■ Listed entries:
┄┄┄┄┄┄┄┄┄┄┄┄┄┄┄┄┄┄┄┄
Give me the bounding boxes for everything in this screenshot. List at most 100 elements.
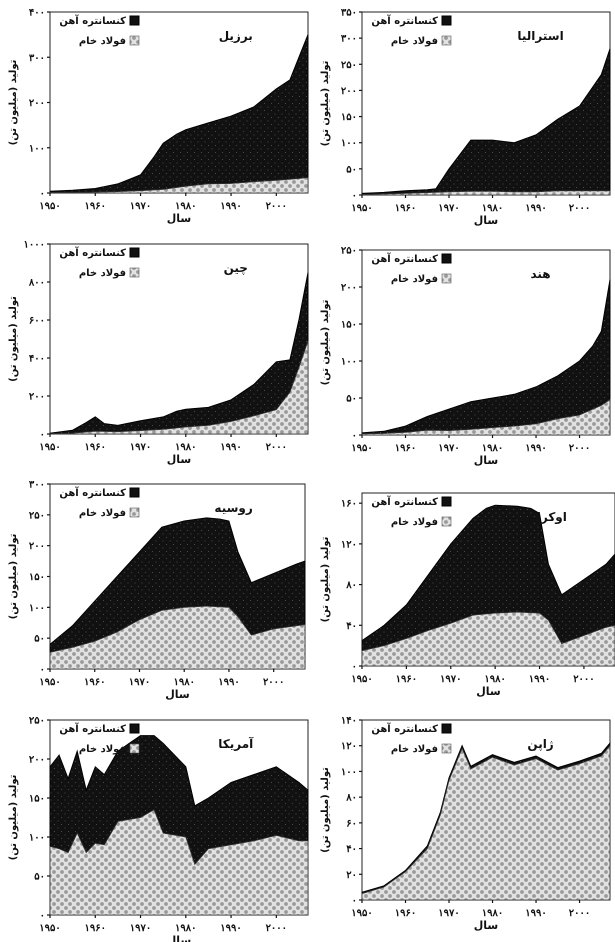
legend-swatch-steel	[441, 273, 452, 284]
y-tick-label: ۱۰۰	[341, 357, 357, 368]
x-tick-label: ۱۹۷۰	[438, 203, 459, 214]
chart-title: اوکراین	[521, 510, 566, 525]
y-tick-label: ۰	[40, 430, 45, 441]
legend-label-ore: کنسانتره آهن	[371, 722, 438, 735]
y-tick-label: ۵۰	[346, 394, 357, 405]
chart-title: ژاپن	[527, 737, 553, 751]
chart-title: آمریکا	[218, 736, 254, 751]
y-tick-label: ۱۵۰	[29, 572, 45, 583]
legend-swatch-ore	[441, 15, 452, 26]
x-tick-label: ۱۹۶۰	[395, 443, 416, 454]
chart-svg-australia: ۰ ۵۰ ۱۰۰ ۱۵۰ ۲۰۰ ۲۵۰ ۳۰۰ ۳۵۰ ۱۹۵۰ ۱۹۶۰ ۱۹۷۰ ۱۹۸۰ ۱۹۹…	[320, 8, 611, 227]
chart-ukraine: ۰ ۴۰ ۸۰ ۱۲۰ ۱۶۰ ۱۹۵۰ ۱۹۶۰ ۱۹۷۰ ۱۹۸۰ ۱۹۹۰ ۲۰۰۰ سال تو…	[312, 476, 615, 714]
y-tick-label: ۳۰۰	[29, 480, 45, 491]
x-tick-label: ۱۹۹۰	[220, 201, 241, 212]
y-tick-label: ۲۵۰	[29, 510, 45, 521]
series-area-ore	[49, 272, 309, 435]
chart-svg-russia: ۰ ۵۰ ۱۰۰ ۱۵۰ ۲۰۰ ۲۵۰ ۳۰۰ ۱۹۵۰ ۱۹۶۰ ۱۹۷۰ ۱۹۸۰ ۱۹۹۰ ۲۰…	[8, 480, 306, 701]
legend-label-ore: کنسانتره آهن	[59, 722, 126, 735]
legend-label-steel: فولاد خام	[79, 744, 126, 755]
chart-title: چین	[224, 261, 248, 275]
legend-label-steel: فولاد خام	[391, 517, 438, 528]
y-axis-label: تولید (میلیون تن)	[8, 296, 19, 382]
y-axis-label: تولید (میلیون تن)	[320, 536, 331, 622]
y-tick-label: ۰	[352, 431, 357, 442]
y-tick-label: ۶۰	[346, 818, 357, 829]
series-area-steel	[361, 398, 611, 436]
x-tick-label: ۱۹۹۰	[220, 923, 241, 934]
chart-svg-china: ۰ ۲۰۰ ۴۰۰ ۶۰۰ ۸۰۰ ۱۰۰۰ ۱۹۵۰ ۱۹۶۰ ۱۹۷۰ ۱۹۸۰ ۱۹۹۰ ۲۰۰…	[8, 240, 309, 466]
x-tick-label: ۱۹۸۰	[175, 923, 196, 934]
chart-china: ۰ ۲۰۰ ۴۰۰ ۶۰۰ ۸۰۰ ۱۰۰۰ ۱۹۵۰ ۱۹۶۰ ۱۹۷۰ ۱۹۸۰ ۱۹۹۰ ۲۰۰…	[0, 238, 312, 476]
y-tick-label: ۲۵۰	[341, 60, 357, 71]
x-tick-label: ۱۹۹۰	[525, 443, 546, 454]
x-tick-label: ۱۹۷۰	[130, 923, 151, 934]
chart-russia: ۰ ۵۰ ۱۰۰ ۱۵۰ ۲۰۰ ۲۵۰ ۳۰۰ ۱۹۵۰ ۱۹۶۰ ۱۹۷۰ ۱۹۸۰ ۱۹۹۰ ۲۰…	[0, 476, 312, 714]
x-axis-label: سال	[476, 685, 501, 698]
x-axis-label: سال	[474, 454, 499, 467]
y-tick-label: ۱۰۰۰	[24, 240, 45, 251]
x-tick-label: ۲۰۰۰	[266, 442, 287, 453]
legend-label-steel: فولاد خام	[79, 508, 126, 519]
y-tick-label: ۲۰	[346, 870, 357, 881]
legend-label-ore: کنسانتره آهن	[59, 486, 126, 499]
y-tick-label: ۰	[40, 189, 45, 200]
x-tick-label: ۱۹۵۰	[351, 443, 372, 454]
x-tick-label: ۱۹۸۰	[173, 677, 194, 688]
y-tick-label: ۳۰۰	[341, 34, 357, 45]
chart-india: ۰ ۵۰ ۱۰۰ ۱۵۰ ۲۰۰ ۲۵۰ ۱۹۵۰ ۱۹۶۰ ۱۹۷۰ ۱۹۸۰ ۱۹۹۰ ۲۰۰۰ س…	[312, 238, 615, 476]
x-tick-label: ۱۹۵۰	[39, 201, 60, 212]
y-axis-label: تولید (میلیون تن)	[320, 299, 331, 385]
chart-title: روسیه	[214, 501, 252, 516]
legend-label-steel: فولاد خام	[79, 268, 126, 279]
x-axis-label: سال	[165, 688, 190, 701]
legend-label-steel: فولاد خام	[391, 274, 438, 285]
x-tick-label: ۲۰۰۰	[569, 203, 590, 214]
x-tick-label: ۱۹۶۰	[85, 923, 106, 934]
x-tick-label: ۱۹۶۰	[395, 203, 416, 214]
y-tick-label: ۵۰	[34, 872, 45, 883]
legend-swatch-ore	[129, 723, 140, 734]
x-tick-label: ۱۹۶۰	[396, 674, 417, 685]
x-tick-label: ۱۹۸۰	[175, 201, 196, 212]
x-tick-label: ۱۹۹۰	[529, 674, 550, 685]
y-tick-label: ۱۶۰	[341, 499, 357, 510]
chart-svg-ukraine: ۰ ۴۰ ۸۰ ۱۲۰ ۱۶۰ ۱۹۵۰ ۱۹۶۰ ۱۹۷۰ ۱۹۸۰ ۱۹۹۰ ۲۰۰۰ سال تو…	[320, 492, 615, 698]
y-tick-label: ۴۰	[346, 844, 357, 855]
y-tick-label: ۴۰	[346, 621, 357, 632]
y-tick-label: ۲۰۰	[29, 755, 45, 766]
y-tick-label: ۰	[40, 911, 45, 922]
y-tick-label: ۲۵۰	[29, 716, 45, 727]
legend-swatch-ore	[441, 253, 452, 264]
legend-label-ore: کنسانتره آهن	[371, 495, 438, 508]
y-tick-label: ۱۴۰	[341, 716, 357, 727]
y-axis-label: تولید (میلیون تن)	[8, 774, 19, 860]
series-area-ore	[361, 48, 611, 196]
y-tick-label: ۲۰۰	[29, 392, 45, 403]
series-area-steel	[49, 605, 306, 670]
y-tick-label: ۱۰۰	[29, 603, 45, 614]
y-tick-label: ۳۰۰	[29, 53, 45, 64]
x-axis-label: سال	[167, 212, 192, 225]
series-area-steel	[361, 190, 611, 196]
legend-label-steel: فولاد خام	[79, 36, 126, 47]
x-tick-label: ۱۹۷۰	[130, 442, 151, 453]
x-tick-label: ۱۹۵۰	[351, 674, 372, 685]
legend-swatch-ore	[129, 15, 140, 26]
y-axis-label: تولید (میلیون تن)	[8, 59, 19, 145]
x-axis-label: سال	[167, 934, 192, 942]
x-tick-label: ۱۹۷۰	[129, 677, 150, 688]
y-axis-label: تولید (میلیون تن)	[320, 767, 331, 853]
legend-swatch-steel	[129, 507, 140, 518]
y-tick-label: ۱۲۰	[341, 539, 357, 550]
x-tick-label: ۱۹۷۰	[130, 201, 151, 212]
x-tick-label: ۱۹۵۰	[39, 442, 60, 453]
x-tick-label: ۱۹۹۰	[220, 442, 241, 453]
legend-label-ore: کنسانتره آهن	[59, 246, 126, 259]
y-tick-label: ۱۰۰	[29, 143, 45, 154]
y-tick-label: ۸۰	[345, 580, 357, 591]
legend-label-ore: کنسانتره آهن	[371, 14, 438, 27]
x-tick-label: ۱۹۸۰	[175, 442, 196, 453]
legend-label-steel: فولاد خام	[391, 36, 438, 47]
┄┄┄┄┄┄┄┄┄┄┄┄┄┄┄┄┄┄┄┄
■ What is required:
Please retype the lines verbatim, starting at the line that contains "273, 452, 284]" and ending at the line that contains "398, 611, 436]", with both of those lines included.

■ Exercise answer:
legend-swatch-steel	[441, 273, 452, 284]
y-tick-label: ۱۰۰	[341, 357, 357, 368]
x-tick-label: ۱۹۷۰	[438, 203, 459, 214]
chart-title: اوکراین	[521, 510, 566, 525]
y-tick-label: ۰	[40, 430, 45, 441]
legend-label-ore: کنسانتره آهن	[371, 722, 438, 735]
y-tick-label: ۵۰	[346, 394, 357, 405]
chart-title: ژاپن	[527, 737, 553, 751]
chart-title: آمریکا	[218, 736, 254, 751]
y-tick-label: ۱۵۰	[29, 572, 45, 583]
legend-swatch-ore	[441, 15, 452, 26]
x-tick-label: ۱۹۶۰	[395, 443, 416, 454]
chart-svg-australia: ۰ ۵۰ ۱۰۰ ۱۵۰ ۲۰۰ ۲۵۰ ۳۰۰ ۳۵۰ ۱۹۵۰ ۱۹۶۰ ۱۹۷۰ ۱۹۸۰ ۱۹۹…	[320, 8, 611, 227]
chart-ukraine: ۰ ۴۰ ۸۰ ۱۲۰ ۱۶۰ ۱۹۵۰ ۱۹۶۰ ۱۹۷۰ ۱۹۸۰ ۱۹۹۰ ۲۰۰۰ سال تو…	[312, 476, 615, 714]
y-tick-label: ۳۰۰	[29, 480, 45, 491]
x-tick-label: ۱۹۹۰	[220, 201, 241, 212]
y-tick-label: ۲۵۰	[29, 510, 45, 521]
series-area-ore	[49, 272, 309, 435]
chart-svg-russia: ۰ ۵۰ ۱۰۰ ۱۵۰ ۲۰۰ ۲۵۰ ۳۰۰ ۱۹۵۰ ۱۹۶۰ ۱۹۷۰ ۱۹۸۰ ۱۹۹۰ ۲۰…	[8, 480, 306, 701]
legend-label-ore: کنسانتره آهن	[59, 722, 126, 735]
legend-label-steel: فولاد خام	[79, 744, 126, 755]
chart-title: چین	[224, 261, 248, 275]
legend-label-steel: فولاد خام	[391, 517, 438, 528]
y-axis-label: تولید (میلیون تن)	[8, 296, 19, 382]
y-axis-label: تولید (میلیون تن)	[320, 536, 331, 622]
y-tick-label: ۰	[352, 431, 357, 442]
y-tick-label: ۶۰	[346, 818, 357, 829]
series-area-steel	[361, 398, 611, 436]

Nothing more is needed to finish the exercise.